What you have to do
Each entry below is to be printed verbatim.

Dataset records
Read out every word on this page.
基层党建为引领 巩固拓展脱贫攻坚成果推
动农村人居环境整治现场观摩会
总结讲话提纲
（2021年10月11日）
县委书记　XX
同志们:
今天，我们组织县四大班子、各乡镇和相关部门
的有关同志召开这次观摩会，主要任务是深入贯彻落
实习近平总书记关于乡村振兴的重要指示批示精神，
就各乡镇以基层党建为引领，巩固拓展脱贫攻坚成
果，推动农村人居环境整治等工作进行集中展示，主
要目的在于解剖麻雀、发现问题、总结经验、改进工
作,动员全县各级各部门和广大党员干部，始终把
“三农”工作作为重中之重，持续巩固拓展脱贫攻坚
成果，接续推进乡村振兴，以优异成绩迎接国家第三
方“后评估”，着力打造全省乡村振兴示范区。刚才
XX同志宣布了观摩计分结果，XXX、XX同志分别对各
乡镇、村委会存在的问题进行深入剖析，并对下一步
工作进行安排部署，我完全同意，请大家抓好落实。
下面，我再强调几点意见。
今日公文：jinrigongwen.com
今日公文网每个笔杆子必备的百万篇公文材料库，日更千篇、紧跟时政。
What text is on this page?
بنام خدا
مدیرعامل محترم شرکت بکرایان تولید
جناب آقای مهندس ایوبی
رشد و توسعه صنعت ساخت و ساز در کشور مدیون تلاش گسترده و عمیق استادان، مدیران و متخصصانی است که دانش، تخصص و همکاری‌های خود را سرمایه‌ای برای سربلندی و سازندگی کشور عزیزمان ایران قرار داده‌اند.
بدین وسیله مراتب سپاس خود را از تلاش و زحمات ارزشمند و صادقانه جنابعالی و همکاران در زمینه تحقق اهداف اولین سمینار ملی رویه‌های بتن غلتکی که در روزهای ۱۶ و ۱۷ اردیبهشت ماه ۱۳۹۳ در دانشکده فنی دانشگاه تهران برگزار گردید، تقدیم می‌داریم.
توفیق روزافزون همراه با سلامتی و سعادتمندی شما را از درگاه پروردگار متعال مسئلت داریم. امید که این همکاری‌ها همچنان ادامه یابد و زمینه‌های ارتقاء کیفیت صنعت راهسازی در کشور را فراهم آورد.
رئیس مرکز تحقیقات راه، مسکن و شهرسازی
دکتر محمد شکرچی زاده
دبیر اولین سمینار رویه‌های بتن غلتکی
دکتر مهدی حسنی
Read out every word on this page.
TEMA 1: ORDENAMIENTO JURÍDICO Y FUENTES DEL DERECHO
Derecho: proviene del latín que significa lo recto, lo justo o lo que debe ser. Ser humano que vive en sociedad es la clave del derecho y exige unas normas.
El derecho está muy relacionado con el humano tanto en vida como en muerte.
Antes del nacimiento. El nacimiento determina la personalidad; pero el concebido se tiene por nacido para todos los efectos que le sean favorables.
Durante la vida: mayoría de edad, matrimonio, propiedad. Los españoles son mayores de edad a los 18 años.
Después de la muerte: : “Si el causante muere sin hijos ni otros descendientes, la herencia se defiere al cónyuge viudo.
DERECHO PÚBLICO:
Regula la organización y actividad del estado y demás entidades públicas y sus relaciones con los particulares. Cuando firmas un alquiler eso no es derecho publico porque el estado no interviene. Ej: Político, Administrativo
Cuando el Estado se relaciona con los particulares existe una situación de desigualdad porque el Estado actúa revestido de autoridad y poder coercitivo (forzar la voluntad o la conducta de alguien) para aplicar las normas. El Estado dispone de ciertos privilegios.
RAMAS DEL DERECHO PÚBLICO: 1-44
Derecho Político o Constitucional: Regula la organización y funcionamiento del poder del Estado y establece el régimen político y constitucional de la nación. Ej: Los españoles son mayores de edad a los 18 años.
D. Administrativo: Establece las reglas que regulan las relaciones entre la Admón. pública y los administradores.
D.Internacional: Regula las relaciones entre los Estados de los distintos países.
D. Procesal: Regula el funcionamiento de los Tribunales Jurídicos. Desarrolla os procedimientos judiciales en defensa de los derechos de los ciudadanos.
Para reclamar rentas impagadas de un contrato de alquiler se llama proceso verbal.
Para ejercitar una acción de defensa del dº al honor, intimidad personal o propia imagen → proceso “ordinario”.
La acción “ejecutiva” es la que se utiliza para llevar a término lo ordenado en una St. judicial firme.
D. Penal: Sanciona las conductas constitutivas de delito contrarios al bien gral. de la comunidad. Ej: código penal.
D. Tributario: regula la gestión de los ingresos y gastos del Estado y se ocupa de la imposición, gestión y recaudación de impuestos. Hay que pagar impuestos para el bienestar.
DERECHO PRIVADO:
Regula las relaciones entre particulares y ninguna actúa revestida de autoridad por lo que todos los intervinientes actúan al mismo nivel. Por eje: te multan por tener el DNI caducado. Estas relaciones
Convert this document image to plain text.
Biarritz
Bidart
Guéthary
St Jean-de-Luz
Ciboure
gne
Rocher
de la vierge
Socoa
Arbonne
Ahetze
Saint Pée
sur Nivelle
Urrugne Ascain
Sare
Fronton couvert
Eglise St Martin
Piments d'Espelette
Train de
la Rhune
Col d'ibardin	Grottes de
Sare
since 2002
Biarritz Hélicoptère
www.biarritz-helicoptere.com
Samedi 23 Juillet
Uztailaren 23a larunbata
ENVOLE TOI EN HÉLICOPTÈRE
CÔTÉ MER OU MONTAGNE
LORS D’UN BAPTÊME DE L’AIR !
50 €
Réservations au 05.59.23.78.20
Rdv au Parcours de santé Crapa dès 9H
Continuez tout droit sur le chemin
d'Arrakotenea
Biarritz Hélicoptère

The answer
Read out every word on this page.
基层党建为引领 巩固拓展脱贫攻坚成果推
动农村人居环境整治现场观摩会
总结讲话提纲
（2021年10月11日）
县委书记　XX
同志们:
今天，我们组织县四大班子、各乡镇和相关部门
的有关同志召开这次观摩会，主要任务是深入贯彻落
实习近平总书记关于乡村振兴的重要指示批示精神，
就各乡镇以基层党建为引领，巩固拓展脱贫攻坚成
果，推动农村人居环境整治等工作进行集中展示，主
要目的在于解剖麻雀、发现问题、总结经验、改进工
作,动员全县各级各部门和广大党员干部，始终把
“三农”工作作为重中之重，持续巩固拓展脱贫攻坚
成果，接续推进乡村振兴，以优异成绩迎接国家第三
方“后评估”，着力打造全省乡村振兴示范区。刚才
XX同志宣布了观摩计分结果，XXX、XX同志分别对各
乡镇、村委会存在的问题进行深入剖析，并对下一步
工作进行安排部署，我完全同意，请大家抓好落实。
下面，我再强调几点意见。
今日公文：jinrigongwen.com
今日公文网每个笔杆子必备的百万篇公文材料库，日更千篇、紧跟时政。
What text is on this page?
بنام خدا
مدیرعامل محترم شرکت بکرایان تولید
جناب آقای مهندس ایوبی
رشد و توسعه صنعت ساخت و ساز در کشور مدیون تلاش گسترده و عمیق استادان، مدیران و متخصصانی است که دانش، تخصص و همکاری‌های خود را سرمایه‌ای برای سربلندی و سازندگی کشور عزیزمان ایران قرار داده‌اند.
بدین وسیله مراتب سپاس خود را از تلاش و زحمات ارزشمند و صادقانه جنابعالی و همکاران در زمینه تحقق اهداف اولین سمینار ملی رویه‌های بتن غلتکی که در روزهای ۱۶ و ۱۷ اردیبهشت ماه ۱۳۹۳ در دانشکده فنی دانشگاه تهران برگزار گردید، تقدیم می‌داریم.
توفیق روزافزون همراه با سلامتی و سعادتمندی شما را از درگاه پروردگار متعال مسئلت داریم. امید که این همکاری‌ها همچنان ادامه یابد و زمینه‌های ارتقاء کیفیت صنعت راهسازی در کشور را فراهم آورد.
رئیس مرکز تحقیقات راه، مسکن و شهرسازی
دکتر محمد شکرچی زاده
دبیر اولین سمینار رویه‌های بتن غلتکی
دکتر مهدی حسنی
Read out every word on this page.
TEMA 1: ORDENAMIENTO JURÍDICO Y FUENTES DEL DERECHO
Derecho: proviene del latín que significa lo recto, lo justo o lo que debe ser. Ser humano que vive en sociedad es la clave del derecho y exige unas normas.
El derecho está muy relacionado con el humano tanto en vida como en muerte.
Antes del nacimiento. El nacimiento determina la personalidad; pero el concebido se tiene por nacido para todos los efectos que le sean favorables.
Durante la vida: mayoría de edad, matrimonio, propiedad. Los españoles son mayores de edad a los 18 años.
Después de la muerte: : “Si el causante muere sin hijos ni otros descendientes, la herencia se defiere al cónyuge viudo.
DERECHO PÚBLICO:
Regula la organización y actividad del estado y demás entidades públicas y sus relaciones con los particulares. Cuando firmas un alquiler eso no es derecho publico porque el estado no interviene. Ej: Político, Administrativo
Cuando el Estado se relaciona con los particulares existe una situación de desigualdad porque el Estado actúa revestido de autoridad y poder coercitivo (forzar la voluntad o la conducta de alguien) para aplicar las normas. El Estado dispone de ciertos privilegios.
RAMAS DEL DERECHO PÚBLICO: 1-44
Derecho Político o Constitucional: Regula la organización y funcionamiento del poder del Estado y establece el régimen político y constitucional de la nación. Ej: Los españoles son mayores de edad a los 18 años.
D. Administrativo: Establece las reglas que regulan las relaciones entre la Admón. pública y los administradores.
D.Internacional: Regula las relaciones entre los Estados de los distintos países.
D. Procesal: Regula el funcionamiento de los Tribunales Jurídicos. Desarrolla os procedimientos judiciales en defensa de los derechos de los ciudadanos.
Para reclamar rentas impagadas de un contrato de alquiler se llama proceso verbal.
Para ejercitar una acción de defensa del dº al honor, intimidad personal o propia imagen → proceso “ordinario”.
La acción “ejecutiva” es la que se utiliza para llevar a término lo ordenado en una St. judicial firme.
D. Penal: Sanciona las conductas constitutivas de delito contrarios al bien gral. de la comunidad. Ej: código penal.
D. Tributario: regula la gestión de los ingresos y gastos del Estado y se ocupa de la imposición, gestión y recaudación de impuestos. Hay que pagar impuestos para el bienestar.
DERECHO PRIVADO:
Regula las relaciones entre particulares y ninguna actúa revestida de autoridad por lo que todos los intervinientes actúan al mismo nivel. Por eje: te multan por tener el DNI caducado. Estas relaciones
Convert this document image to plain text.
Biarritz
Bidart
Guéthary
St Jean-de-Luz
Ciboure
gne
Rocher
de la vierge
Socoa
Arbonne
Ahetze
Saint Pée
sur Nivelle
Urrugne Ascain
Sare
Fronton couvert
Eglise St Martin
Piments d'Espelette
Train de
la Rhune
Col d'ibardin	Grottes de
Sare
since 2002
Biarritz Hélicoptère
www.biarritz-helicoptere.com
Samedi 23 Juillet
Uztailaren 23a larunbata
ENVOLE TOI EN HÉLICOPTÈRE
CÔTÉ MER OU MONTAGNE
LORS D’UN BAPTÊME DE L’AIR !
50 €
Réservations au 05.59.23.78.20
Rdv au Parcours de santé Crapa dès 9H
Continuez tout droit sur le chemin
d'Arrakotenea
Biarritz Hélicoptère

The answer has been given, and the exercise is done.